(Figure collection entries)
------------------------

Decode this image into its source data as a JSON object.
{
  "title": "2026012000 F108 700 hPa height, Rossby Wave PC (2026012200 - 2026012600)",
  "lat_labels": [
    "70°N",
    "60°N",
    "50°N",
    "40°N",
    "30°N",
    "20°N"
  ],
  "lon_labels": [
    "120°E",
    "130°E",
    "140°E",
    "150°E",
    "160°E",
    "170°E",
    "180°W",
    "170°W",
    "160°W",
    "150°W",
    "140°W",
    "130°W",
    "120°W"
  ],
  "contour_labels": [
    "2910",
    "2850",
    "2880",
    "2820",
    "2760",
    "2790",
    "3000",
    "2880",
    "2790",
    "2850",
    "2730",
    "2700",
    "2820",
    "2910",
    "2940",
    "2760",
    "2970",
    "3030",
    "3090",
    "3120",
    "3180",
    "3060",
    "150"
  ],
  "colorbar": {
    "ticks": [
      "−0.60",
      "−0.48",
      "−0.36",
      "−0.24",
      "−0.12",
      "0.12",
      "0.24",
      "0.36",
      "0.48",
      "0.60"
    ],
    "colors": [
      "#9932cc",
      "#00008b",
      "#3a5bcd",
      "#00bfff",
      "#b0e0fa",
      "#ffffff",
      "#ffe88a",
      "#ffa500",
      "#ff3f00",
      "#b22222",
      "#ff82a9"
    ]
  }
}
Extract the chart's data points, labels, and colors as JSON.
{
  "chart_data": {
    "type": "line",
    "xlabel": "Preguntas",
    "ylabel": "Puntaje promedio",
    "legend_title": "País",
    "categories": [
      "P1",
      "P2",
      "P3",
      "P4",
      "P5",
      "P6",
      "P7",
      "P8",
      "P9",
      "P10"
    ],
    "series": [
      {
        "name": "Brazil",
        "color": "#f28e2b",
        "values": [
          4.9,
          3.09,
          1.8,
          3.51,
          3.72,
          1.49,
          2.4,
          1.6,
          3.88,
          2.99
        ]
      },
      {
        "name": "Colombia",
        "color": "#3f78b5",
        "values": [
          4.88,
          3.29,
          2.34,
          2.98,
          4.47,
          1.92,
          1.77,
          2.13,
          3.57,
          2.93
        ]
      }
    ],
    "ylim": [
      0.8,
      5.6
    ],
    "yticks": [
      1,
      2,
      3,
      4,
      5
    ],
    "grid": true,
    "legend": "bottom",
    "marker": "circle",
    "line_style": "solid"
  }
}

------------------------

Request: In the material above, show every line where the word "colors" turns up.

Exercise answer:
    "colors": [
Extract the chart's data points, labels, and colors as JSON.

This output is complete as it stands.